Reproduce each line exactly.

[Entries]
■ ■ ■ ■ ■ ■ ■

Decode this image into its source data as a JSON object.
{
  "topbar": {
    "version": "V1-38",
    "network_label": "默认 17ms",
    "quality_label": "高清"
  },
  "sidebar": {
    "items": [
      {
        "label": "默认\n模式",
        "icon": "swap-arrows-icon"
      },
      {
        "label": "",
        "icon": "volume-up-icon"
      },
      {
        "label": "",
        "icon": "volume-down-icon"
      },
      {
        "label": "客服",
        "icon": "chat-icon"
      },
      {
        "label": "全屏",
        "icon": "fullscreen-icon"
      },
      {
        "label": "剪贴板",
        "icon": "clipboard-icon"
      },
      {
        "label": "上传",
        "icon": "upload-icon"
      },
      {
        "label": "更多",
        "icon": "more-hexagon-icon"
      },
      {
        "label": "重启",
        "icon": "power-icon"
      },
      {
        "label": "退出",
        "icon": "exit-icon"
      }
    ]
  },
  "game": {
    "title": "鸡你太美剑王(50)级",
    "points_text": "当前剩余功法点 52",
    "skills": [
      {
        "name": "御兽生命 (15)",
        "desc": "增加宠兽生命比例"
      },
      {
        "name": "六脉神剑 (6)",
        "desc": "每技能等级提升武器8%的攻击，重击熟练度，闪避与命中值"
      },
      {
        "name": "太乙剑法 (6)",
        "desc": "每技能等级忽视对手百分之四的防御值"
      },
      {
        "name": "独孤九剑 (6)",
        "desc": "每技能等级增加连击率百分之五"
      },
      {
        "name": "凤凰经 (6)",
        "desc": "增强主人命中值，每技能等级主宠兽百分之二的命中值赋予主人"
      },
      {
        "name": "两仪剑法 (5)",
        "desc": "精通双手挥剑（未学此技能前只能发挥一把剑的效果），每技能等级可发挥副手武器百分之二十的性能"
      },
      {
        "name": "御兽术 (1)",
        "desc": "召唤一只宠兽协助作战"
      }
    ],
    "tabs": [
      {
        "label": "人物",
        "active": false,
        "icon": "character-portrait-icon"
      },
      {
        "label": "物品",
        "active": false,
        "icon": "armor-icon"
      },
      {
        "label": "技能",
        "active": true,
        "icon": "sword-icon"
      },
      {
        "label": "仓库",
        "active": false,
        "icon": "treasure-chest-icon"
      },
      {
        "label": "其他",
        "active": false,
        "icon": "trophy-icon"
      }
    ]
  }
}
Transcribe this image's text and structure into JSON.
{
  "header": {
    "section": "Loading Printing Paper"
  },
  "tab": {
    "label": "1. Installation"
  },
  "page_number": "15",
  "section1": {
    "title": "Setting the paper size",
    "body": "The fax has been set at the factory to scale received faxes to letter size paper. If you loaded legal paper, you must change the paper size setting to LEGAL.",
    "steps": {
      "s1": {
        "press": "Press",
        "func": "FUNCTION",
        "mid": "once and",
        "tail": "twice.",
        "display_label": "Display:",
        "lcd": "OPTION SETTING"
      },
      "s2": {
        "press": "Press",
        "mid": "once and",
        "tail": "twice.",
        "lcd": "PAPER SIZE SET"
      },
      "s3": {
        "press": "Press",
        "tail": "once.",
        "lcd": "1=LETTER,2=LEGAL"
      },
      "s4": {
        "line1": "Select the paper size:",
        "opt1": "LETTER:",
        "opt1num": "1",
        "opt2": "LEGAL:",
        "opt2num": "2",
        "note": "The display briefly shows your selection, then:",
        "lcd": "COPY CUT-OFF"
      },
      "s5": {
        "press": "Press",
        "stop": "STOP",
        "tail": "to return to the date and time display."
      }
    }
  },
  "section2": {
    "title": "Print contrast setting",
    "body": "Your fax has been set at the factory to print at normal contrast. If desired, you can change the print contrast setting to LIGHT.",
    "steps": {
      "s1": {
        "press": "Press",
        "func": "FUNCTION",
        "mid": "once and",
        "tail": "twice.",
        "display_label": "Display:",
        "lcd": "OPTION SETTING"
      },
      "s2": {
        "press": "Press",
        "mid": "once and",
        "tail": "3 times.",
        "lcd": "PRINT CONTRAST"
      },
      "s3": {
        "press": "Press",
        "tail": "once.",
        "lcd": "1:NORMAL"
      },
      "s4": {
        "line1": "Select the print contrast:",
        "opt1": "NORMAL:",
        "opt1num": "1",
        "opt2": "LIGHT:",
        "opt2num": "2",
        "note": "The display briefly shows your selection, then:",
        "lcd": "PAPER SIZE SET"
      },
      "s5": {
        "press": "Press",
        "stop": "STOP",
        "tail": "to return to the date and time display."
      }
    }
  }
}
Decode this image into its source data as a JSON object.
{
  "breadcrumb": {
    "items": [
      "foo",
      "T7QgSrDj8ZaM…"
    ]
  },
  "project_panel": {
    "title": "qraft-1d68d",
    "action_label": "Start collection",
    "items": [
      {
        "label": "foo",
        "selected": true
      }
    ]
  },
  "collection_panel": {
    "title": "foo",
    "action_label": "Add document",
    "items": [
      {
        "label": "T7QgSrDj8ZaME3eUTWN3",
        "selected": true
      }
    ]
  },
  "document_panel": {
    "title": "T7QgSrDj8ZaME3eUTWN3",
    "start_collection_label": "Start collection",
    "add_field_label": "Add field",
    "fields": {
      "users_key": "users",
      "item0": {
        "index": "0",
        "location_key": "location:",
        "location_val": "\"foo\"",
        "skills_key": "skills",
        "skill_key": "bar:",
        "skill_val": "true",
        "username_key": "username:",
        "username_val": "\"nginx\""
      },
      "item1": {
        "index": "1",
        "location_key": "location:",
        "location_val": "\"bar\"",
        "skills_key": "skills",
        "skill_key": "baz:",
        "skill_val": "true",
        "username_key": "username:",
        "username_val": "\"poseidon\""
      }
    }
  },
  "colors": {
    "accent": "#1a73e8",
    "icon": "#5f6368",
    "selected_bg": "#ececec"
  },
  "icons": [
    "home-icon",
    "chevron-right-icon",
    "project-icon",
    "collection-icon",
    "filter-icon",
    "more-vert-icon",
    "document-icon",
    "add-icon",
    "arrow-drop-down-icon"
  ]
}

■ ■ ■ ■ ■ ■ ■

[Written solution]
Decode this image into its source data as a JSON object.
{
  "topbar": {
    "version": "V1-38",
    "network_label": "默认 17ms",
    "quality_label": "高清"
  },
  "sidebar": {
    "items": [
      {
        "label": "默认\n模式",
        "icon": "swap-arrows-icon"
      },
      {
        "label": "",
        "icon": "volume-up-icon"
      },
      {
        "label": "",
        "icon": "volume-down-icon"
      },
      {
        "label": "客服",
        "icon": "chat-icon"
      },
      {
        "label": "全屏",
        "icon": "fullscreen-icon"
      },
      {
        "label": "剪贴板",
        "icon": "clipboard-icon"
      },
      {
        "label": "上传",
        "icon": "upload-icon"
      },
      {
        "label": "更多",
        "icon": "more-hexagon-icon"
      },
      {
        "label": "重启",
        "icon": "power-icon"
      },
      {
        "label": "退出",
        "icon": "exit-icon"
      }
    ]
  },
  "game": {
    "title": "鸡你太美剑王(50)级",
    "points_text": "当前剩余功法点 52",
    "skills": [
      {
        "name": "御兽生命 (15)",
        "desc": "增加宠兽生命比例"
      },
      {
        "name": "六脉神剑 (6)",
        "desc": "每技能等级提升武器8%的攻击，重击熟练度，闪避与命中值"
      },
      {
        "name": "太乙剑法 (6)",
        "desc": "每技能等级忽视对手百分之四的防御值"
      },
      {
        "name": "独孤九剑 (6)",
        "desc": "每技能等级增加连击率百分之五"
      },
      {
        "name": "凤凰经 (6)",
        "desc": "增强主人命中值，每技能等级主宠兽百分之二的命中值赋予主人"
      },
      {
        "name": "两仪剑法 (5)",
        "desc": "精通双手挥剑（未学此技能前只能发挥一把剑的效果），每技能等级可发挥副手武器百分之二十的性能"
      },
      {
        "name": "御兽术 (1)",
        "desc": "召唤一只宠兽协助作战"
      }
    ],
    "tabs": [
      {
        "label": "人物",
        "active": false,
        "icon": "character-portrait-icon"
      },
      {
        "label": "物品",
        "active": false,
        "icon": "armor-icon"
      },
      {
        "label": "技能",
        "active": true,
        "icon": "sword-icon"
      },
      {
        "label": "仓库",
        "active": false,
        "icon": "treasure-chest-icon"
      },
      {
        "label": "其他",
        "active": false,
        "icon": "trophy-icon"
      }
    ]
  }
}
Transcribe this image's text and structure into JSON.
{
  "header": {
    "section": "Loading Printing Paper"
  },
  "tab": {
    "label": "1. Installation"
  },
  "page_number": "15",
  "section1": {
    "title": "Setting the paper size",
    "body": "The fax has been set at the factory to scale received faxes to letter size paper. If you loaded legal paper, you must change the paper size setting to LEGAL.",
    "steps": {
      "s1": {
        "press": "Press",
        "func": "FUNCTION",
        "mid": "once and",
        "tail": "twice.",
        "display_label": "Display:",
        "lcd": "OPTION SETTING"
      },
      "s2": {
        "press": "Press",
        "mid": "once and",
        "tail": "twice.",
        "lcd": "PAPER SIZE SET"
      },
      "s3": {
        "press": "Press",
        "tail": "once.",
        "lcd": "1=LETTER,2=LEGAL"
      },
      "s4": {
        "line1": "Select the paper size:",
        "opt1": "LETTER:",
        "opt1num": "1",
        "opt2": "LEGAL:",
        "opt2num": "2",
        "note": "The display briefly shows your selection, then:",
        "lcd": "COPY CUT-OFF"
      },
      "s5": {
        "press": "Press",
        "stop": "STOP",
        "tail": "to return to the date and time display."
      }
    }
  },
  "section2": {
    "title": "Print contrast setting",
    "body": "Your fax has been set at the factory to print at normal contrast. If desired, you can change the print contrast setting to LIGHT.",
    "steps": {
      "s1": {
        "press": "Press",
        "func": "FUNCTION",
        "mid": "once and",
        "tail": "twice.",
        "display_label": "Display:",
        "lcd": "OPTION SETTING"
      },
      "s2": {
        "press": "Press",
        "mid": "once and",
        "tail": "3 times.",
        "lcd": "PRINT CONTRAST"
      },
      "s3": {
        "press": "Press",
        "tail": "once.",
        "lcd": "1:NORMAL"
      },
      "s4": {
        "line1": "Select the print contrast:",
        "opt1": "NORMAL:",
        "opt1num": "1",
        "opt2": "LIGHT:",
        "opt2num": "2",
        "note": "The display briefly shows your selection, then:",
        "lcd": "PAPER SIZE SET"
      },
      "s5": {
        "press": "Press",
        "stop": "STOP",
        "tail": "to return to the date and time display."
      }
    }
  }
}
Decode this image into its source data as a JSON object.
{
  "breadcrumb": {
    "items": [
      "foo",
      "T7QgSrDj8ZaM…"
    ]
  },
  "project_panel": {
    "title": "qraft-1d68d",
    "action_label": "Start collection",
    "items": [
      {
        "label": "foo",
        "selected": true
      }
    ]
  },
  "collection_panel": {
    "title": "foo",
    "action_label": "Add document",
    "items": [
      {
        "label": "T7QgSrDj8ZaME3eUTWN3",
        "selected": true
      }
    ]
  },
  "document_panel": {
    "title": "T7QgSrDj8ZaME3eUTWN3",
    "start_collection_label": "Start collection",
    "add_field_label": "Add field",
    "fields": {
      "users_key": "users",
      "item0": {
        "index": "0",
        "location_key": "location:",
        "location_val": "\"foo\"",
        "skills_key": "skills",
        "skill_key": "bar:",
        "skill_val": "true",
        "username_key": "username:",
        "username_val": "\"nginx\""
      },
      "item1": {
        "index": "1",
        "location_key": "location:",
        "location_val": "\"bar\"",
        "skills_key": "skills",
        "skill_key": "baz:",
        "skill_val": "true",
        "username_key": "username:",
        "username_val": "\"poseidon\""
      }
    }
  },
  "colors": {
    "accent": "#1a73e8",
    "icon": "#5f6368",
    "selected_bg": "#ececec"
  },
  "icons": [
    "home-icon",
    "chevron-right-icon",
    "project-icon",
    "collection-icon",
    "filter-icon",
    "more-vert-icon",
    "document-icon",
    "add-icon",
    "arrow-drop-down-icon"
  ]
}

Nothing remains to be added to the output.